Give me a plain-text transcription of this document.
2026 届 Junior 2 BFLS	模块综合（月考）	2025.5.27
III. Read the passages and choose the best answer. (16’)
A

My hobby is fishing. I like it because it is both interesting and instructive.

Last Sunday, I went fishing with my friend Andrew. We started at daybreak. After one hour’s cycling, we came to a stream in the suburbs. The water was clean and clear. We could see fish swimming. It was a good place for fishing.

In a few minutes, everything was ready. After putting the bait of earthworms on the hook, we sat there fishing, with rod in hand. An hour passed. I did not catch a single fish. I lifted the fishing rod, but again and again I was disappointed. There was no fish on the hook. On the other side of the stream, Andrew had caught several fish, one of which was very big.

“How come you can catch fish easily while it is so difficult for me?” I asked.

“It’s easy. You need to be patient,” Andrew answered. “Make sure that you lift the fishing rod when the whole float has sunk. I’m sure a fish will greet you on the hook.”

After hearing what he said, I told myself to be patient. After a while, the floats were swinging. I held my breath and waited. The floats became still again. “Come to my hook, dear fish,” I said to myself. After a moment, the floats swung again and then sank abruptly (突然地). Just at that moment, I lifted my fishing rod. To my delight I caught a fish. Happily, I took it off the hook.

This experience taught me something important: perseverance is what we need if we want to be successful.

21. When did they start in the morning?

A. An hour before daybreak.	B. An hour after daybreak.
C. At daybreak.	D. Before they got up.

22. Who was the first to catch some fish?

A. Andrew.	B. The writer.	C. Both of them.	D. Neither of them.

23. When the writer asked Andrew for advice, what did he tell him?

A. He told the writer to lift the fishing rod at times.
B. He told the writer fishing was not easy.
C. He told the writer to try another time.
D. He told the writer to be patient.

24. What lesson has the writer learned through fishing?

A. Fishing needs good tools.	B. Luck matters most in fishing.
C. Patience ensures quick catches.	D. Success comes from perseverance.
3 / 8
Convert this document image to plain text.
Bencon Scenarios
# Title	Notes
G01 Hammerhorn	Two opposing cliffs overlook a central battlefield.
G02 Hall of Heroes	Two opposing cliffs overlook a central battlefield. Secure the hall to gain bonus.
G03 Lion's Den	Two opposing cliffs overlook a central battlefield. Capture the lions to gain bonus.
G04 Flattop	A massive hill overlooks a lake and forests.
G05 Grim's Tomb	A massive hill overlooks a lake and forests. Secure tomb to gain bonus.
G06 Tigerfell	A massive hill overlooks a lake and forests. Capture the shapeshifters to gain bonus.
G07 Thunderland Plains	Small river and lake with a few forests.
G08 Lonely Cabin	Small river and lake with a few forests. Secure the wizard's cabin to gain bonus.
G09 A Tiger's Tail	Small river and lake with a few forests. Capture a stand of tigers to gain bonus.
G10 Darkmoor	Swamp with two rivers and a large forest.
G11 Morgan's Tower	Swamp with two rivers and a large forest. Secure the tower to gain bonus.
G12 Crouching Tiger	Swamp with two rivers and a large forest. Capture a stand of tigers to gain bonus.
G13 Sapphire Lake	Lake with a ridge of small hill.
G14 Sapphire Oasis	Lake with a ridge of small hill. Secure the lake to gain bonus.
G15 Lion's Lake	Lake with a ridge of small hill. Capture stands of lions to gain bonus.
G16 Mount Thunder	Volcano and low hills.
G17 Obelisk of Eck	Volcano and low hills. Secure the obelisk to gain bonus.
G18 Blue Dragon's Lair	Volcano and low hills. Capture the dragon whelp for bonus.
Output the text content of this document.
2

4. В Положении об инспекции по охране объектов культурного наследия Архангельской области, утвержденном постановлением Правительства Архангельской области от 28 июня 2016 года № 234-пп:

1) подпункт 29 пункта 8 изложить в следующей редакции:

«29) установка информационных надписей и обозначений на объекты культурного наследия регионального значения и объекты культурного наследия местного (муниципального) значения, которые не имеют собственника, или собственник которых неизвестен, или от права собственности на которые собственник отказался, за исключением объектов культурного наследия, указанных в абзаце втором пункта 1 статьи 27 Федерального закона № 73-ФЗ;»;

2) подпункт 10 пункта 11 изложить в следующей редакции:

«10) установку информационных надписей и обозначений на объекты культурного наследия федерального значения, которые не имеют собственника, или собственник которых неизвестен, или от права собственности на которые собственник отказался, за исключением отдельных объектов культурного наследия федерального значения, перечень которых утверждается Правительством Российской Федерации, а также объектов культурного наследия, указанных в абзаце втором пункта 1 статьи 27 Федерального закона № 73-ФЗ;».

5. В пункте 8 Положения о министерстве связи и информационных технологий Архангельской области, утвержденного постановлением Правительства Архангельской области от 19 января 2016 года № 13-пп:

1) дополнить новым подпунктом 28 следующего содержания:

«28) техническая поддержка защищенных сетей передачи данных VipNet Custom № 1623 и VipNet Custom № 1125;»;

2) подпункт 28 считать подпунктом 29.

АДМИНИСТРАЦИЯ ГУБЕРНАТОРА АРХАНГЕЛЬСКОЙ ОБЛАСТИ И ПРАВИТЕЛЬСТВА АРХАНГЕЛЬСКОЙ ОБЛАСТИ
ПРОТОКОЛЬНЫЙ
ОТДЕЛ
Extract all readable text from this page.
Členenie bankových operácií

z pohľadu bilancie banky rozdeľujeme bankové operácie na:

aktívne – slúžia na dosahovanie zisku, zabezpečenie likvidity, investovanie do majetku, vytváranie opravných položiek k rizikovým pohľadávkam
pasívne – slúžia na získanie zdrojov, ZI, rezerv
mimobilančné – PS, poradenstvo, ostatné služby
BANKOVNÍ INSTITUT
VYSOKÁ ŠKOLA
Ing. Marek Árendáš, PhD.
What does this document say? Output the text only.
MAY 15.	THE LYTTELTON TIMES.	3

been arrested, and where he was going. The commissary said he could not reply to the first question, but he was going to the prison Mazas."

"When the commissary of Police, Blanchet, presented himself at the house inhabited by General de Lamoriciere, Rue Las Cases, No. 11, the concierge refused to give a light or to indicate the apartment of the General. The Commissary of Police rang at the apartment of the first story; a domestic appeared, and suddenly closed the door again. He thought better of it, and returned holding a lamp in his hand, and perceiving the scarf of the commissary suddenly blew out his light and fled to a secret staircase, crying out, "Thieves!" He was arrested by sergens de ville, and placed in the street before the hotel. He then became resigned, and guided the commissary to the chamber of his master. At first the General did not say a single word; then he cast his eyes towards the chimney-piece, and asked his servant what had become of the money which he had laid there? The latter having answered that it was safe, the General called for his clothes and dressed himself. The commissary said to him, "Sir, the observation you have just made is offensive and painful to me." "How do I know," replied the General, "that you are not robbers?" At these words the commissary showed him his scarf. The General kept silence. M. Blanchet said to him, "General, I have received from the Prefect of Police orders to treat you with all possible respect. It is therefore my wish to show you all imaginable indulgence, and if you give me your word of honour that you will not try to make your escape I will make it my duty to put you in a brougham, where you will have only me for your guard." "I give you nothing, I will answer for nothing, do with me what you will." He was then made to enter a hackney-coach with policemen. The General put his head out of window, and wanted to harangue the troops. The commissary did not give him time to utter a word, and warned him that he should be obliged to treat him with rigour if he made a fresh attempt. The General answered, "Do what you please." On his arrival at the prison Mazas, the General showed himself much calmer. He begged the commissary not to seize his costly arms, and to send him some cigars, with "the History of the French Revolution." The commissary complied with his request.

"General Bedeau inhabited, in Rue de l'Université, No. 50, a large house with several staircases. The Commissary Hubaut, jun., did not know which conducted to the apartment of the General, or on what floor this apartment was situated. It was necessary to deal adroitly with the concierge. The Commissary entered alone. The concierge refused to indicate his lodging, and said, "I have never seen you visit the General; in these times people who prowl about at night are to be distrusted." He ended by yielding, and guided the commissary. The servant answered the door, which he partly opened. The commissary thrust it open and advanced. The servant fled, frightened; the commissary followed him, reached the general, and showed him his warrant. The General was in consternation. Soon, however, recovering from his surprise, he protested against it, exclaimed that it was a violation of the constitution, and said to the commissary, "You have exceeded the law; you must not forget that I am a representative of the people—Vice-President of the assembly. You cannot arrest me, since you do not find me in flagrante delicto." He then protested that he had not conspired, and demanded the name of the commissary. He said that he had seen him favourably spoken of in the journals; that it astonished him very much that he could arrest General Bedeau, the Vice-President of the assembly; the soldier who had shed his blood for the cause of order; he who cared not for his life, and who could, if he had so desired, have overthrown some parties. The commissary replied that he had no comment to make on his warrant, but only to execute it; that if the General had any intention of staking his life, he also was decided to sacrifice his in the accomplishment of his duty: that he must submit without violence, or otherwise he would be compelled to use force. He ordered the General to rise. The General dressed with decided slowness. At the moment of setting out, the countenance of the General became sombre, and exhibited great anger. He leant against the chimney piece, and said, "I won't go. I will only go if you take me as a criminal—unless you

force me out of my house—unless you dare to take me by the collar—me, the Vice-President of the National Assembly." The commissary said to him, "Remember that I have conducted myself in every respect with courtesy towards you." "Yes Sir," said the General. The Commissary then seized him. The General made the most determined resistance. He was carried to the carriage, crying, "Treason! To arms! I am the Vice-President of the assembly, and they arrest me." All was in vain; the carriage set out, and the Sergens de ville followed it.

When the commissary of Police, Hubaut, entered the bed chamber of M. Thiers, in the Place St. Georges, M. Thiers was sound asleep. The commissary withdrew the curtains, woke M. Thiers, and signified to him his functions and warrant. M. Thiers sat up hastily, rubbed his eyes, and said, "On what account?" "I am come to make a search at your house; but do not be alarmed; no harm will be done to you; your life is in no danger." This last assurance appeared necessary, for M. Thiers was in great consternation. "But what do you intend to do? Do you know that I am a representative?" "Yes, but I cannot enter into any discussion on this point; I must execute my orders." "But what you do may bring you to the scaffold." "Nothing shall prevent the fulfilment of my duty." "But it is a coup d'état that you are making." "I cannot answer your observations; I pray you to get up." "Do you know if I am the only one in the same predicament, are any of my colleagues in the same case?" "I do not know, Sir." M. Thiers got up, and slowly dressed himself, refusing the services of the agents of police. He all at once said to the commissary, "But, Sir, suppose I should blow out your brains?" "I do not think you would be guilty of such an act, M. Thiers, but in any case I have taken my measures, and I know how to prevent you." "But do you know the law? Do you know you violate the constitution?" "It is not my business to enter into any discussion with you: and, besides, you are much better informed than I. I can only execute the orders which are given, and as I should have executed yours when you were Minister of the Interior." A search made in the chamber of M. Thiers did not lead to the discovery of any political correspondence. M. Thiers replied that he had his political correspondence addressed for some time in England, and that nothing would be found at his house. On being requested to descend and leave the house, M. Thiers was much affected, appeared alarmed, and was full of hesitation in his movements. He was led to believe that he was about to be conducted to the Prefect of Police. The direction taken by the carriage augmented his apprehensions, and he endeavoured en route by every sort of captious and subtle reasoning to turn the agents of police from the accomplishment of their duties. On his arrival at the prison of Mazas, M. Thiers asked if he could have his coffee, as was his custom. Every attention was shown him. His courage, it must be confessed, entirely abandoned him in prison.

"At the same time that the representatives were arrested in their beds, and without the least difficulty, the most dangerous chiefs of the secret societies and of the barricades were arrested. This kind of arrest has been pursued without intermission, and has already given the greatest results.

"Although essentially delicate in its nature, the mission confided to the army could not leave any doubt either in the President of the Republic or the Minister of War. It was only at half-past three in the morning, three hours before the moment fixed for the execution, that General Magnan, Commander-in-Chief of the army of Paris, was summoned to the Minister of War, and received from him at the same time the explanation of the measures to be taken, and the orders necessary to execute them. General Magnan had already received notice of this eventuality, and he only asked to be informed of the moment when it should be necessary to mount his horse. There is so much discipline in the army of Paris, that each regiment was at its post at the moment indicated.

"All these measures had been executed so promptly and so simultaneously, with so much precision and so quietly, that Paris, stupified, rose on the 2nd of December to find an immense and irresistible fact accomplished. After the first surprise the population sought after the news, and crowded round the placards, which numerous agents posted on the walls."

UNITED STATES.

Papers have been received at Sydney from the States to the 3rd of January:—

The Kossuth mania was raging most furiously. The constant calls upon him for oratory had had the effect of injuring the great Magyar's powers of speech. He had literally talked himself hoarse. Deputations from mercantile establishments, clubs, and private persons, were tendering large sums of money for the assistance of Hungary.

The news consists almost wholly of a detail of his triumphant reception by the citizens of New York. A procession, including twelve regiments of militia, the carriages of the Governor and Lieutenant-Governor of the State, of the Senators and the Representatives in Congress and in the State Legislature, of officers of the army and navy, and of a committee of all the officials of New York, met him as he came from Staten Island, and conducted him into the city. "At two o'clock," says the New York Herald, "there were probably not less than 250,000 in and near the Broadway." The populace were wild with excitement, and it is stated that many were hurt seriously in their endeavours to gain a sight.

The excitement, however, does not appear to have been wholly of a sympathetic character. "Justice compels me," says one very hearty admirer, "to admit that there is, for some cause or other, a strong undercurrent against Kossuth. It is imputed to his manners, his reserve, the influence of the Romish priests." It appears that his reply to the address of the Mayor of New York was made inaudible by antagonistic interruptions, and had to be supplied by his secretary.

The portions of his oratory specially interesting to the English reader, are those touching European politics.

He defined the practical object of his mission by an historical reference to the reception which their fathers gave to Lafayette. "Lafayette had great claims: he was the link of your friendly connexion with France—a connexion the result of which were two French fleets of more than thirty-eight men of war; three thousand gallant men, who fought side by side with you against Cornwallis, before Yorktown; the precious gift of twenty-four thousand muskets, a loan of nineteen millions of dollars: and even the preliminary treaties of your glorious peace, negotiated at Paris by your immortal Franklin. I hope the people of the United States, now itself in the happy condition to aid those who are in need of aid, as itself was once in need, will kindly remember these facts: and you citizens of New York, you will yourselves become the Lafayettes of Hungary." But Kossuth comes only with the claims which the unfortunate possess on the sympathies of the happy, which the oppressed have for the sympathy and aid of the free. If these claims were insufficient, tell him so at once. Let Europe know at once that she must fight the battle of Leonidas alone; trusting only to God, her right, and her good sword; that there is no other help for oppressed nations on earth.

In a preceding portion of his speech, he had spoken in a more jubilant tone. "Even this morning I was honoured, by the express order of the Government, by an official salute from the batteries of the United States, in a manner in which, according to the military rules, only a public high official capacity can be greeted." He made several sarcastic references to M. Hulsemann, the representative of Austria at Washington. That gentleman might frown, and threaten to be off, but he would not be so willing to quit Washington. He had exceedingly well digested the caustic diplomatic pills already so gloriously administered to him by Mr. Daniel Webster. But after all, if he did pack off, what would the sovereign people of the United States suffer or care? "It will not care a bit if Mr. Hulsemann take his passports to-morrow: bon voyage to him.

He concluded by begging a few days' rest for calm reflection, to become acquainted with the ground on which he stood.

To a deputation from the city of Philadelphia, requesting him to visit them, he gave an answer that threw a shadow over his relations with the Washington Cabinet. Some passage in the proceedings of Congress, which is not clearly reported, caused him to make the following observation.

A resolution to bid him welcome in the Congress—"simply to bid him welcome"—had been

* * *

■ **Task instructions**: Examine the entries and report how many of their lines contain the string "comes", giving no more than the number.

■ **Task answer**: 2